— BEGIN PROVIDED INFORMATION —
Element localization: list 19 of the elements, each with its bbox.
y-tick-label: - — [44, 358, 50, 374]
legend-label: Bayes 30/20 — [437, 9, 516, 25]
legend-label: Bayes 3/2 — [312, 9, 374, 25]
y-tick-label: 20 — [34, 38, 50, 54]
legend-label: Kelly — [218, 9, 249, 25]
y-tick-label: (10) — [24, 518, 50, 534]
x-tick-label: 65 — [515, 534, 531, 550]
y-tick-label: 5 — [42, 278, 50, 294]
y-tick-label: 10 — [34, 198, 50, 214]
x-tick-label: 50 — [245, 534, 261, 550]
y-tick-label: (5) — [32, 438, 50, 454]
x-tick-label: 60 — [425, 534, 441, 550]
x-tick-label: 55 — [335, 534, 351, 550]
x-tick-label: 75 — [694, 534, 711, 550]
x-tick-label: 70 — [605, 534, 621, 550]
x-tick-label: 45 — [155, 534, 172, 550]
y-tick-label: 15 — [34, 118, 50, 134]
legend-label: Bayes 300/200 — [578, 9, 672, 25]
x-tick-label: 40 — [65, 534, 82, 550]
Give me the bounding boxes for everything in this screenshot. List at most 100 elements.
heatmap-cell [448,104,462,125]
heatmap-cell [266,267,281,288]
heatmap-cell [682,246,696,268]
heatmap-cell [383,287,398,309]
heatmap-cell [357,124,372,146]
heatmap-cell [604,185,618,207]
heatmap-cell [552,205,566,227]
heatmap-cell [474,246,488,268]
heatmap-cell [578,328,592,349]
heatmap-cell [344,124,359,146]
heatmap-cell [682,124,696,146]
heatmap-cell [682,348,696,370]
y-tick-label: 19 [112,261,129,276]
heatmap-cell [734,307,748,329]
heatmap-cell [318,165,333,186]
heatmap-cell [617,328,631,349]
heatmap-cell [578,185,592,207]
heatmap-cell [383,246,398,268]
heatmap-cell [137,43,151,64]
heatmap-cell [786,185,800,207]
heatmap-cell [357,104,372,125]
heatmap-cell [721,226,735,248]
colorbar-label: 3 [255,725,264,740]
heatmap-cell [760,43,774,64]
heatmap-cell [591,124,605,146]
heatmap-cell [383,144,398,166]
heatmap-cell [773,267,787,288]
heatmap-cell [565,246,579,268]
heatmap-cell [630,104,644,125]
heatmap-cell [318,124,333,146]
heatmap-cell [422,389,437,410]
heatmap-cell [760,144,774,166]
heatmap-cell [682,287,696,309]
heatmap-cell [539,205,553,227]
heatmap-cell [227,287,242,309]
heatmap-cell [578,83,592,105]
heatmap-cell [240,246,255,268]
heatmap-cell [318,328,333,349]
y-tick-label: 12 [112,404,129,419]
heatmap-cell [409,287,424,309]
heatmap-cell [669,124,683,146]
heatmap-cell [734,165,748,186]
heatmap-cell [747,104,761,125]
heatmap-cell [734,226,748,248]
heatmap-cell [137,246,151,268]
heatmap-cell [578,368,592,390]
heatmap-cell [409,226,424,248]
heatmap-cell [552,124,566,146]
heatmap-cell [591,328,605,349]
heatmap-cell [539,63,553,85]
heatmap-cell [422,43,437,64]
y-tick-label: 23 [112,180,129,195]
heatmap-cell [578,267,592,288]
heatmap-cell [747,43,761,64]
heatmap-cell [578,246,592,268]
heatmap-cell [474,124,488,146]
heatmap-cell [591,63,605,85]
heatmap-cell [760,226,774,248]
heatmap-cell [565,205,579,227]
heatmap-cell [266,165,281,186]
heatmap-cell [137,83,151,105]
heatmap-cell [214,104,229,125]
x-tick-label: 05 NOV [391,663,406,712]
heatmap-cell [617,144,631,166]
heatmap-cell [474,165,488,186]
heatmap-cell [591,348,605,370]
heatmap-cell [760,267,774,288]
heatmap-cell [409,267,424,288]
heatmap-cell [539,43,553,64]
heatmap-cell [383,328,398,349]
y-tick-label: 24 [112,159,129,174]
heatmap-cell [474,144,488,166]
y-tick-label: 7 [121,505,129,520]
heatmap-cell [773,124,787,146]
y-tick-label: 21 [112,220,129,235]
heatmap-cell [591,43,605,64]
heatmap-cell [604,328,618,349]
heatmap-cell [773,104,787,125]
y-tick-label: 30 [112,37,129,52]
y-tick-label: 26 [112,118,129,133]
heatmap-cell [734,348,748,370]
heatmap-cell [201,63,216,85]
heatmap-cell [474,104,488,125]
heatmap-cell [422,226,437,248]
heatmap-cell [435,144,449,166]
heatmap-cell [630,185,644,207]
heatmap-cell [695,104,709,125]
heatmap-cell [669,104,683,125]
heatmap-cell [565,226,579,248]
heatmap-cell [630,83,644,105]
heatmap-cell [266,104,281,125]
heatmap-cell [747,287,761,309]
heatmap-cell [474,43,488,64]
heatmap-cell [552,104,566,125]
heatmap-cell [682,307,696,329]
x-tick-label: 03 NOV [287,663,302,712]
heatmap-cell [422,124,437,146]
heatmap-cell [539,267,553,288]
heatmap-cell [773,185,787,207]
— END PROVIDED INFORMATION —
> [GIVEN EXERCISE] Could you rewrite the data from its first line through the line that contains "y-tick-label: (10) — [24, 518, 50, 534]", substituting "legend-entry" for "legend-label" and leaving everything else unchanged?

> [WRITTEN RESPONSE]
Element localization: list 19 of the elements, each with its bbox.
y-tick-label: - — [44, 358, 50, 374]
legend-entry: Bayes 30/20 — [437, 9, 516, 25]
legend-entry: Bayes 3/2 — [312, 9, 374, 25]
y-tick-label: 20 — [34, 38, 50, 54]
legend-entry: Kelly — [218, 9, 249, 25]
y-tick-label: (10) — [24, 518, 50, 534]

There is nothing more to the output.